[Dataset excerpts]
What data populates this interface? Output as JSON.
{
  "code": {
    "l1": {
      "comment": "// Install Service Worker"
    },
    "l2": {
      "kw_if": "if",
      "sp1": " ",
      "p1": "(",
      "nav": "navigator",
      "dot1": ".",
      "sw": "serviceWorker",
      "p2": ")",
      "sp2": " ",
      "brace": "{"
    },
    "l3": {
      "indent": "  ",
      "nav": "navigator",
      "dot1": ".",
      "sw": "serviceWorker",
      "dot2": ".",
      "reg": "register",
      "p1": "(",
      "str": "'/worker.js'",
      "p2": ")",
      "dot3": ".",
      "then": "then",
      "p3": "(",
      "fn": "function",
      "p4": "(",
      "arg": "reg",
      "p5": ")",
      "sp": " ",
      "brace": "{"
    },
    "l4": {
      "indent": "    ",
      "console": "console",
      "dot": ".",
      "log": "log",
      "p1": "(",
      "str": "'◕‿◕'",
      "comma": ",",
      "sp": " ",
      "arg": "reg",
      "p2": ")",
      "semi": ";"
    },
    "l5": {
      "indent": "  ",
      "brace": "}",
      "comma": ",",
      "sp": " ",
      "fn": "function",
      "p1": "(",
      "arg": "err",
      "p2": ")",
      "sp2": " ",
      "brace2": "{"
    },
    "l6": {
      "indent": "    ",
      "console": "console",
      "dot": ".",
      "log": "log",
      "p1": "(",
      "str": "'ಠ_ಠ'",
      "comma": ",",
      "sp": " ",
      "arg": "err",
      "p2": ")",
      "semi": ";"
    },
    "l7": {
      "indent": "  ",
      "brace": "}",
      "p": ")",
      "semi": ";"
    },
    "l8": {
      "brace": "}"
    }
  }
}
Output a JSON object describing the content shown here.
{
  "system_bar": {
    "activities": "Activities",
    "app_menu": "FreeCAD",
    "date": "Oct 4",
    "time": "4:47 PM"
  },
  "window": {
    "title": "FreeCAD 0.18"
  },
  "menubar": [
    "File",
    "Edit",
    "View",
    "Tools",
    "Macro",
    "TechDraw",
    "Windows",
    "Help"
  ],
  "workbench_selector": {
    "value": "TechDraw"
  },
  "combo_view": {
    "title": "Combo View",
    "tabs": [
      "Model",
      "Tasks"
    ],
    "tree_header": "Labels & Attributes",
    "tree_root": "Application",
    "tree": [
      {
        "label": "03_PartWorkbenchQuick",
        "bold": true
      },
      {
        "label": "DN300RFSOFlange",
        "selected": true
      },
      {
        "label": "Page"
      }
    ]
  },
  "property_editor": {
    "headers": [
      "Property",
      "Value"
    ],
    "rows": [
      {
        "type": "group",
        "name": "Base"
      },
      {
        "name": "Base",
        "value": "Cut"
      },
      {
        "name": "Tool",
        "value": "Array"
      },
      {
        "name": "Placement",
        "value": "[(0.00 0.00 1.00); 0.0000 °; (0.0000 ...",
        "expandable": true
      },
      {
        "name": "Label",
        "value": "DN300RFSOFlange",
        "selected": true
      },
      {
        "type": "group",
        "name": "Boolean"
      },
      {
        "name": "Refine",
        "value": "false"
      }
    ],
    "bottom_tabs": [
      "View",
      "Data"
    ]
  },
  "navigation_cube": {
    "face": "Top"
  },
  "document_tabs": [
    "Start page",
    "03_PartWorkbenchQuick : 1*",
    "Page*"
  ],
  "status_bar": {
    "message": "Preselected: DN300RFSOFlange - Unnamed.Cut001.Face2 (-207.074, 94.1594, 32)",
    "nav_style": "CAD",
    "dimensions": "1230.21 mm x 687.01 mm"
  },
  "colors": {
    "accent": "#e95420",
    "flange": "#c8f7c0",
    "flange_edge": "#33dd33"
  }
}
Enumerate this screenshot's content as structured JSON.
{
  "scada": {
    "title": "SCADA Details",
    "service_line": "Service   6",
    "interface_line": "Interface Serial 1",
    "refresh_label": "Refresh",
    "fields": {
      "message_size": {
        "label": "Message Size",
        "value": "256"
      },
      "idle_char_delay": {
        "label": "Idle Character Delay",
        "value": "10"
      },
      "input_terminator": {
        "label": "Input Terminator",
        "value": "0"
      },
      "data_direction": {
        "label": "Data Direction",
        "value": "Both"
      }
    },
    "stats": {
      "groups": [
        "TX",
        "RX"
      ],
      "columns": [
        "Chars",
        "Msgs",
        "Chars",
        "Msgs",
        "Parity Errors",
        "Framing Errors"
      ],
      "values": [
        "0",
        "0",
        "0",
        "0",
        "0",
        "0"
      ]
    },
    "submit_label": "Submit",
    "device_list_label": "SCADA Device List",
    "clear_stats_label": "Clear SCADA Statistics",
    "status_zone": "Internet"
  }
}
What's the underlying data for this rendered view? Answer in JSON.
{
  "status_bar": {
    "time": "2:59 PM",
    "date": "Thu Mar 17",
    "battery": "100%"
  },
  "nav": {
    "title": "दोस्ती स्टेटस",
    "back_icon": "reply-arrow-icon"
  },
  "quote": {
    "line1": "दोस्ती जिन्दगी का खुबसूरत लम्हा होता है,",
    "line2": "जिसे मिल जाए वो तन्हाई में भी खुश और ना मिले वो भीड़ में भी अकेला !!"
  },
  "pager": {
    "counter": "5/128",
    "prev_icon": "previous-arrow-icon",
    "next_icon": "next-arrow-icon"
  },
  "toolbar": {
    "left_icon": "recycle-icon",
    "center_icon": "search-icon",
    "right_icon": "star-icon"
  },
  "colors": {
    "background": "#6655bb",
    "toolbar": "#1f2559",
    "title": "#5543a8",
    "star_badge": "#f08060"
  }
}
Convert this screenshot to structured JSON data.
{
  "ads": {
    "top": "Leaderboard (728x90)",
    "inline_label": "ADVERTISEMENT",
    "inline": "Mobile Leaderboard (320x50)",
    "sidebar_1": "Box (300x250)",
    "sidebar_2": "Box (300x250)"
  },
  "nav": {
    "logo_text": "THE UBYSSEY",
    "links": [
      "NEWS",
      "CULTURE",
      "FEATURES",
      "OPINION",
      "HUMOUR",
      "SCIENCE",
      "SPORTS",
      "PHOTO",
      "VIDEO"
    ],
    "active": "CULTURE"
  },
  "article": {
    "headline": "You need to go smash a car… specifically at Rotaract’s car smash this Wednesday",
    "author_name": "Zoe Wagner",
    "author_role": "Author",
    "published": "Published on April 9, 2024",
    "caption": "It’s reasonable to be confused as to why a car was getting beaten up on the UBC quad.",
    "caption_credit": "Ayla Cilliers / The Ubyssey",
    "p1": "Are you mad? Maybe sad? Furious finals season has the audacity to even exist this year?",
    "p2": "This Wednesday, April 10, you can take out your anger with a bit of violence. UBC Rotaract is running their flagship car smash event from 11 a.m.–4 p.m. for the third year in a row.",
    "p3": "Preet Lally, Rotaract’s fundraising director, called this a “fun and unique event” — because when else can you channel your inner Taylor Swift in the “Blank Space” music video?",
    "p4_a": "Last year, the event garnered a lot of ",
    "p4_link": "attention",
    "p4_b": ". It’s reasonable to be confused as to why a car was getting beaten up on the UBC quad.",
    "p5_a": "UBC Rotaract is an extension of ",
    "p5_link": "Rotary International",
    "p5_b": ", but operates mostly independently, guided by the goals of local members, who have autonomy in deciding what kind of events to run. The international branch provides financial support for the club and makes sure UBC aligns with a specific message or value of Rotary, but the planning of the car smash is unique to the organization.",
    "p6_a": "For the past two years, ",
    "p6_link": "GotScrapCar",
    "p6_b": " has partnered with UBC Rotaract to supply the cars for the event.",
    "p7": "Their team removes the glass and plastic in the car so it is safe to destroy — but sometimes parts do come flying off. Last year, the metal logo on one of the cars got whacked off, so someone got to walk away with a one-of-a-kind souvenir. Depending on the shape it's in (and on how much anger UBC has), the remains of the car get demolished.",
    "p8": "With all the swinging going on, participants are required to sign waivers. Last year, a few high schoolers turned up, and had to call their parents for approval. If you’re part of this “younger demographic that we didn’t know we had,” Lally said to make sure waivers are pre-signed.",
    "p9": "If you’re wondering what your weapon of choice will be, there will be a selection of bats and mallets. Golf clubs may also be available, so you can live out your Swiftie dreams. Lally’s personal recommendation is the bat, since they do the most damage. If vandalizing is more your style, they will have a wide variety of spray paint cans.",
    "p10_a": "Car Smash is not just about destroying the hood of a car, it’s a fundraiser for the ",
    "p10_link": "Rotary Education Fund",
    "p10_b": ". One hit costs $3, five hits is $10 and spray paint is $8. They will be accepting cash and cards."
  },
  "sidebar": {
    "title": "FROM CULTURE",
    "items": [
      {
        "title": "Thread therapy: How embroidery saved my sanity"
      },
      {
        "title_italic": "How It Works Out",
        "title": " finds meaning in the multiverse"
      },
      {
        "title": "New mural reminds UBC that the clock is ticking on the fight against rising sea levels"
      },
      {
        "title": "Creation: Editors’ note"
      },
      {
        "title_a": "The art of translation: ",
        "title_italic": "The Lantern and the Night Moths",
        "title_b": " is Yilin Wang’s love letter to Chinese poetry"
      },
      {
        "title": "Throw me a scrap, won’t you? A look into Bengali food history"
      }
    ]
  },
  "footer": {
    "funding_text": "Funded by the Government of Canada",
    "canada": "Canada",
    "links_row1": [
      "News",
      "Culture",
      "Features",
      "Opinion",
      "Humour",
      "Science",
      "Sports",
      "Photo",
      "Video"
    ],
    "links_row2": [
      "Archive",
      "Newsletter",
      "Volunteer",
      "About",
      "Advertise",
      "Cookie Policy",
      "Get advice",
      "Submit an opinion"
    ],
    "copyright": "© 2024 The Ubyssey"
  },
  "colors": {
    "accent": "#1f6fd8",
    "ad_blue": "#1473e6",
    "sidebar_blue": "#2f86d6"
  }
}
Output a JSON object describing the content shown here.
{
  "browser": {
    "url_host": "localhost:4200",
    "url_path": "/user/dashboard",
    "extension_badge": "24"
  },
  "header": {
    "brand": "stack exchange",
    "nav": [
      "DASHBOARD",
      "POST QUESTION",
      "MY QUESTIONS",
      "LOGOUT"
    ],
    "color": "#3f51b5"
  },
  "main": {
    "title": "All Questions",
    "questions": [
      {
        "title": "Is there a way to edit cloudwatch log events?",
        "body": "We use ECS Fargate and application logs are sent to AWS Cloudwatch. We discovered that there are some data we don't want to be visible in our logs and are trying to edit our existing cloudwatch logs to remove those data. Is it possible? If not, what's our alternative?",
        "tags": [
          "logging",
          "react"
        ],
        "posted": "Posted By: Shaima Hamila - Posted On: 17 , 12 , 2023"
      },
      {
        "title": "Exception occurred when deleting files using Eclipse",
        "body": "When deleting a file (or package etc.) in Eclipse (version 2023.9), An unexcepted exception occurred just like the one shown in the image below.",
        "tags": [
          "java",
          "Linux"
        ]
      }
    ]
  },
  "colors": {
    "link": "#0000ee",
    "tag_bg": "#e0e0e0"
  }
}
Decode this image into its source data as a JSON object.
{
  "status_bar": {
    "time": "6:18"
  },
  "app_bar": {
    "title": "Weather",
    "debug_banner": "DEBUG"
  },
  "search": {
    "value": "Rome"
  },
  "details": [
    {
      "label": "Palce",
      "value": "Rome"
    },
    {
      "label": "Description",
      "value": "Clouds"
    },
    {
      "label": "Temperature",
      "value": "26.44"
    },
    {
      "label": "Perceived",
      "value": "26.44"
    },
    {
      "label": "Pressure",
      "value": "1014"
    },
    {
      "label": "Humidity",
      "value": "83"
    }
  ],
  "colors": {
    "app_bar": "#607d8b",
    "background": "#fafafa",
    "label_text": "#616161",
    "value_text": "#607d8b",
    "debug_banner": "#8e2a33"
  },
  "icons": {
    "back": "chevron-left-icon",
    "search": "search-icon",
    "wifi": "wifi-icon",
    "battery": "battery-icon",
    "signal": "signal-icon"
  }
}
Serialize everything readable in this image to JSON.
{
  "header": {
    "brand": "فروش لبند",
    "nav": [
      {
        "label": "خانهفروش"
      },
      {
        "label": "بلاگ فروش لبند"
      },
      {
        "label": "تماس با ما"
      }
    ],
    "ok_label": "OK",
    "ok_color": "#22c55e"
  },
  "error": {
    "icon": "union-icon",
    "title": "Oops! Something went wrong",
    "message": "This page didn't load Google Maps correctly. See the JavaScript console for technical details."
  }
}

→ Stated exercise:
Give back exactly the lines from the one containing "Decode this image" to the end of the material, both ends included.

→ Solution to the problem:
Decode this image into its source data as a JSON object.
{
  "status_bar": {
    "time": "6:18"
  },
  "app_bar": {
    "title": "Weather",
    "debug_banner": "DEBUG"
  },
  "search": {
    "value": "Rome"
  },
  "details": [
    {
      "label": "Palce",
      "value": "Rome"
    },
    {
      "label": "Description",
      "value": "Clouds"
    },
    {
      "label": "Temperature",
      "value": "26.44"
    },
    {
      "label": "Perceived",
      "value": "26.44"
    },
    {
      "label": "Pressure",
      "value": "1014"
    },
    {
      "label": "Humidity",
      "value": "83"
    }
  ],
  "colors": {
    "app_bar": "#607d8b",
    "background": "#fafafa",
    "label_text": "#616161",
    "value_text": "#607d8b",
    "debug_banner": "#8e2a33"
  },
  "icons": {
    "back": "chevron-left-icon",
    "search": "search-icon",
    "wifi": "wifi-icon",
    "battery": "battery-icon",
    "signal": "signal-icon"
  }
}
Serialize everything readable in this image to JSON.
{
  "header": {
    "brand": "فروش لبند",
    "nav": [
      {
        "label": "خانهفروش"
      },
      {
        "label": "بلاگ فروش لبند"
      },
      {
        "label": "تماس با ما"
      }
    ],
    "ok_label": "OK",
    "ok_color": "#22c55e"
  },
  "error": {
    "icon": "union-icon",
    "title": "Oops! Something went wrong",
    "message": "This page didn't load Google Maps correctly. See the JavaScript console for technical details."
  }
}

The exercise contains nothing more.